Exercise goal: All records are to be retyped faithfully and completely.

--- Begin Data records ---

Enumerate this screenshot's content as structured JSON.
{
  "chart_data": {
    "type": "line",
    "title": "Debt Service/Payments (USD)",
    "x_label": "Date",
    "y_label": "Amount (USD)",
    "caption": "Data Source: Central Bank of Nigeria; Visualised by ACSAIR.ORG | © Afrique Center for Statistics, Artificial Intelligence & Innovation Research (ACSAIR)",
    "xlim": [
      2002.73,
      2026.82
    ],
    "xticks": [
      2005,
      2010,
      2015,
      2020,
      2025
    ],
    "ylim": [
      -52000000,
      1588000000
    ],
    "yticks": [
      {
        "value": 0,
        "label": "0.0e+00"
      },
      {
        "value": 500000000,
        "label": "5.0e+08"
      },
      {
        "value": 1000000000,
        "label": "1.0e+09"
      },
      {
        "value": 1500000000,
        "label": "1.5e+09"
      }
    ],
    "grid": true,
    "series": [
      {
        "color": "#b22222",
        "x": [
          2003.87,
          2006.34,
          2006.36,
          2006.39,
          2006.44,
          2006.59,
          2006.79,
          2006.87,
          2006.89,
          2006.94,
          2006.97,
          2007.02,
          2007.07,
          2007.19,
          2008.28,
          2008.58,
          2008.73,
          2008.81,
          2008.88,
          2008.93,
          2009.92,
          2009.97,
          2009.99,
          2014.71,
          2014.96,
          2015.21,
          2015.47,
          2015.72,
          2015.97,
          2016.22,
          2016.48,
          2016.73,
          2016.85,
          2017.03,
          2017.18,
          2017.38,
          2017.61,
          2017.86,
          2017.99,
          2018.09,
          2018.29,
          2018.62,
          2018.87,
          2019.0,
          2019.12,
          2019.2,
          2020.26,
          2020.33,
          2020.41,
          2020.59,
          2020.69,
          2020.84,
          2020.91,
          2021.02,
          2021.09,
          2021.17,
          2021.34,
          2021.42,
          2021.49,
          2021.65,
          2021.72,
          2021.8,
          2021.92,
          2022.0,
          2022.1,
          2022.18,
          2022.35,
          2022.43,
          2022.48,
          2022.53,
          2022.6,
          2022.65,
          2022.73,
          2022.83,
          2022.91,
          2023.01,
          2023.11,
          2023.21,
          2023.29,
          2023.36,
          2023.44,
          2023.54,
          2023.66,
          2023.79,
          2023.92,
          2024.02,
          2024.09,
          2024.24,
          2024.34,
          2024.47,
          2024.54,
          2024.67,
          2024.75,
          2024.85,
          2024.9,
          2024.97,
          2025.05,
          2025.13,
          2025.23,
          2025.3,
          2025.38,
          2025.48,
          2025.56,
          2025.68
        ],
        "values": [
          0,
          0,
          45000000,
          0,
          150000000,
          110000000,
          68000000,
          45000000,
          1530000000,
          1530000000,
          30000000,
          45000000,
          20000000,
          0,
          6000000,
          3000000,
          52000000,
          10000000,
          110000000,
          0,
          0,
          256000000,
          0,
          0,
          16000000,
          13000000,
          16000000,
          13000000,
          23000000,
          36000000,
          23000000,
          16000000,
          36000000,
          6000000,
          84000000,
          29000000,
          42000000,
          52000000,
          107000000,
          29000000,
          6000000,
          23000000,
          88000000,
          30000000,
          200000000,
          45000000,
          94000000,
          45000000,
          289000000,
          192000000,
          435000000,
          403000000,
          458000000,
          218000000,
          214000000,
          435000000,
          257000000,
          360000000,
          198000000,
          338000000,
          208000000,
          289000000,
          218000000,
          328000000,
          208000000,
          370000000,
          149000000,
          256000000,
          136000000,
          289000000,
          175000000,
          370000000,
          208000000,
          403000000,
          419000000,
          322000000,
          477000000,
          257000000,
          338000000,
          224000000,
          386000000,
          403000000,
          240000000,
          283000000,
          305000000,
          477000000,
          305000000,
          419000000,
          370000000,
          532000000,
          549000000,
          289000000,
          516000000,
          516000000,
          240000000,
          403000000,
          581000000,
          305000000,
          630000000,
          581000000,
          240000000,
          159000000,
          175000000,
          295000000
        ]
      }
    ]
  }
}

--- End Data records ---

Solution to this problem:
Enumerate this screenshot's content as structured JSON.
{
  "chart_data": {
    "type": "line",
    "title": "Debt Service/Payments (USD)",
    "x_label": "Date",
    "y_label": "Amount (USD)",
    "caption": "Data Source: Central Bank of Nigeria; Visualised by ACSAIR.ORG | © Afrique Center for Statistics, Artificial Intelligence & Innovation Research (ACSAIR)",
    "xlim": [
      2002.73,
      2026.82
    ],
    "xticks": [
      2005,
      2010,
      2015,
      2020,
      2025
    ],
    "ylim": [
      -52000000,
      1588000000
    ],
    "yticks": [
      {
        "value": 0,
        "label": "0.0e+00"
      },
      {
        "value": 500000000,
        "label": "5.0e+08"
      },
      {
        "value": 1000000000,
        "label": "1.0e+09"
      },
      {
        "value": 1500000000,
        "label": "1.5e+09"
      }
    ],
    "grid": true,
    "series": [
      {
        "color": "#b22222",
        "x": [
          2003.87,
          2006.34,
          2006.36,
          2006.39,
          2006.44,
          2006.59,
          2006.79,
          2006.87,
          2006.89,
          2006.94,
          2006.97,
          2007.02,
          2007.07,
          2007.19,
          2008.28,
          2008.58,
          2008.73,
          2008.81,
          2008.88,
          2008.93,
          2009.92,
          2009.97,
          2009.99,
          2014.71,
          2014.96,
          2015.21,
          2015.47,
          2015.72,
          2015.97,
          2016.22,
          2016.48,
          2016.73,
          2016.85,
          2017.03,
          2017.18,
          2017.38,
          2017.61,
          2017.86,
          2017.99,
          2018.09,
          2018.29,
          2018.62,
          2018.87,
          2019.0,
          2019.12,
          2019.2,
          2020.26,
          2020.33,
          2020.41,
          2020.59,
          2020.69,
          2020.84,
          2020.91,
          2021.02,
          2021.09,
          2021.17,
          2021.34,
          2021.42,
          2021.49,
          2021.65,
          2021.72,
          2021.8,
          2021.92,
          2022.0,
          2022.1,
          2022.18,
          2022.35,
          2022.43,
          2022.48,
          2022.53,
          2022.6,
          2022.65,
          2022.73,
          2022.83,
          2022.91,
          2023.01,
          2023.11,
          2023.21,
          2023.29,
          2023.36,
          2023.44,
          2023.54,
          2023.66,
          2023.79,
          2023.92,
          2024.02,
          2024.09,
          2024.24,
          2024.34,
          2024.47,
          2024.54,
          2024.67,
          2024.75,
          2024.85,
          2024.9,
          2024.97,
          2025.05,
          2025.13,
          2025.23,
          2025.3,
          2025.38,
          2025.48,
          2025.56,
          2025.68
        ],
        "values": [
          0,
          0,
          45000000,
          0,
          150000000,
          110000000,
          68000000,
          45000000,
          1530000000,
          1530000000,
          30000000,
          45000000,
          20000000,
          0,
          6000000,
          3000000,
          52000000,
          10000000,
          110000000,
          0,
          0,
          256000000,
          0,
          0,
          16000000,
          13000000,
          16000000,
          13000000,
          23000000,
          36000000,
          23000000,
          16000000,
          36000000,
          6000000,
          84000000,
          29000000,
          42000000,
          52000000,
          107000000,
          29000000,
          6000000,
          23000000,
          88000000,
          30000000,
          200000000,
          45000000,
          94000000,
          45000000,
          289000000,
          192000000,
          435000000,
          403000000,
          458000000,
          218000000,
          214000000,
          435000000,
          257000000,
          360000000,
          198000000,
          338000000,
          208000000,
          289000000,
          218000000,
          328000000,
          208000000,
          370000000,
          149000000,
          256000000,
          136000000,
          289000000,
          175000000,
          370000000,
          208000000,
          403000000,
          419000000,
          322000000,
          477000000,
          257000000,
          338000000,
          224000000,
          386000000,
          403000000,
          240000000,
          283000000,
          305000000,
          477000000,
          305000000,
          419000000,
          370000000,
          532000000,
          549000000,
          289000000,
          516000000,
          516000000,
          240000000,
          403000000,
          581000000,
          305000000,
          630000000,
          581000000,
          240000000,
          159000000,
          175000000,
          295000000
        ]
      }
    ]
  }
}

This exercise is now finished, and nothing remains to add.